━━━ Dataset content

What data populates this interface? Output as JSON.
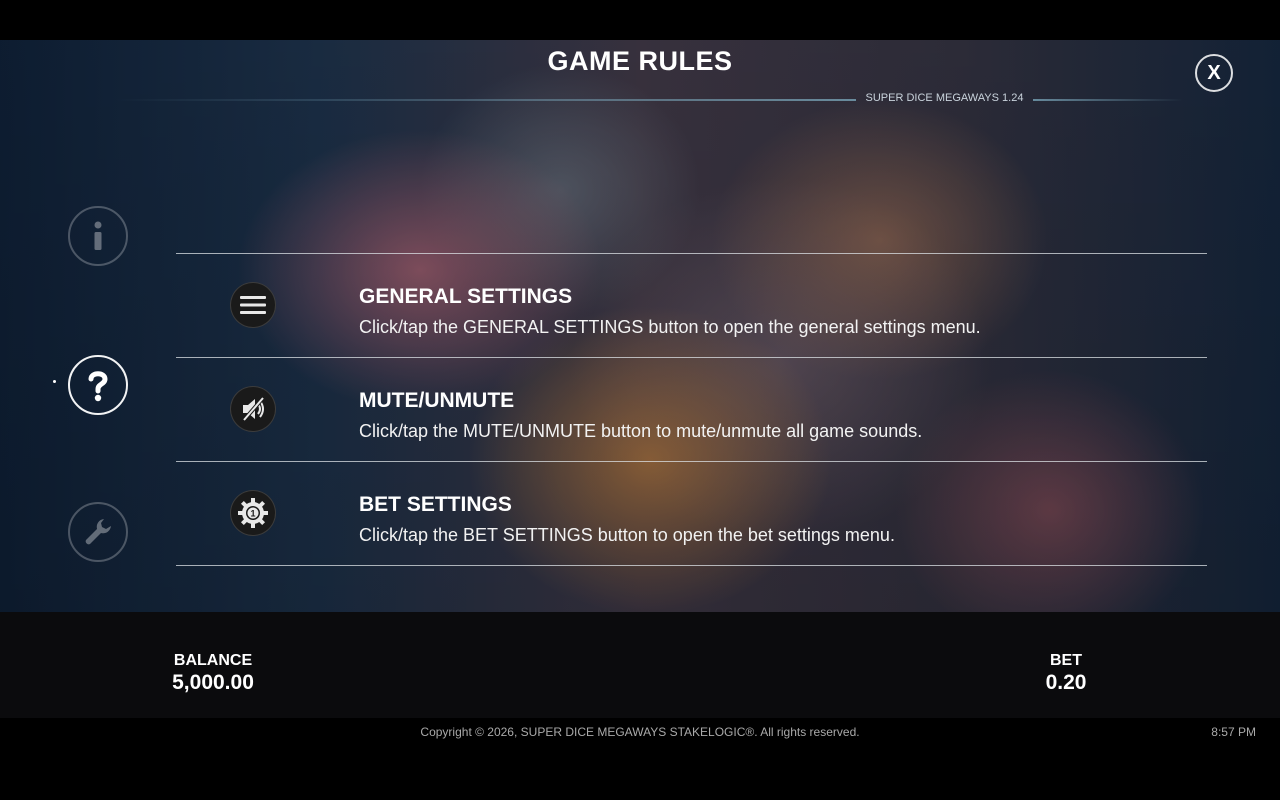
{
  "header": {
    "title": "GAME RULES",
    "version": "SUPER DICE MEGAWAYS 1.24",
    "close_label": "X"
  },
  "side_nav": {
    "items": [
      {
        "icon": "info-icon",
        "active": false
      },
      {
        "icon": "question-icon",
        "active": true
      },
      {
        "icon": "wrench-icon",
        "active": false
      }
    ]
  },
  "rules": [
    {
      "icon": "menu-icon",
      "title": "GENERAL SETTINGS",
      "description": "Click/tap the GENERAL SETTINGS button to open the general settings menu."
    },
    {
      "icon": "speaker-mute-icon",
      "title": "MUTE/UNMUTE",
      "description": "Click/tap the MUTE/UNMUTE button to mute/unmute all game sounds."
    },
    {
      "icon": "bet-gear-icon",
      "title": "BET SETTINGS",
      "description": "Click/tap the BET SETTINGS button to open the bet settings menu."
    }
  ],
  "bottom": {
    "balance_label": "BALANCE",
    "balance_value": "5,000.00",
    "bet_label": "BET",
    "bet_value": "0.20"
  },
  "footer": {
    "copyright": "Copyright © 2026, SUPER DICE MEGAWAYS STAKELOGIC®. All rights reserved.",
    "clock": "8:57 PM"
  }
}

━━━━━━

**Task objective**. Pictures excluded, quote all the data above exactly.

**Exercise result**.
What data populates this interface? Output as JSON.
{
  "header": {
    "title": "GAME RULES",
    "version": "SUPER DICE MEGAWAYS 1.24",
    "close_label": "X"
  },
  "side_nav": {
    "items": [
      {
        "icon": "info-icon",
        "active": false
      },
      {
        "icon": "question-icon",
        "active": true
      },
      {
        "icon": "wrench-icon",
        "active": false
      }
    ]
  },
  "rules": [
    {
      "icon": "menu-icon",
      "title": "GENERAL SETTINGS",
      "description": "Click/tap the GENERAL SETTINGS button to open the general settings menu."
    },
    {
      "icon": "speaker-mute-icon",
      "title": "MUTE/UNMUTE",
      "description": "Click/tap the MUTE/UNMUTE button to mute/unmute all game sounds."
    },
    {
      "icon": "bet-gear-icon",
      "title": "BET SETTINGS",
      "description": "Click/tap the BET SETTINGS button to open the bet settings menu."
    }
  ],
  "bottom": {
    "balance_label": "BALANCE",
    "balance_value": "5,000.00",
    "bet_label": "BET",
    "bet_value": "0.20"
  },
  "footer": {
    "copyright": "Copyright © 2026, SUPER DICE MEGAWAYS STAKELOGIC®. All rights reserved.",
    "clock": "8:57 PM"
  }
}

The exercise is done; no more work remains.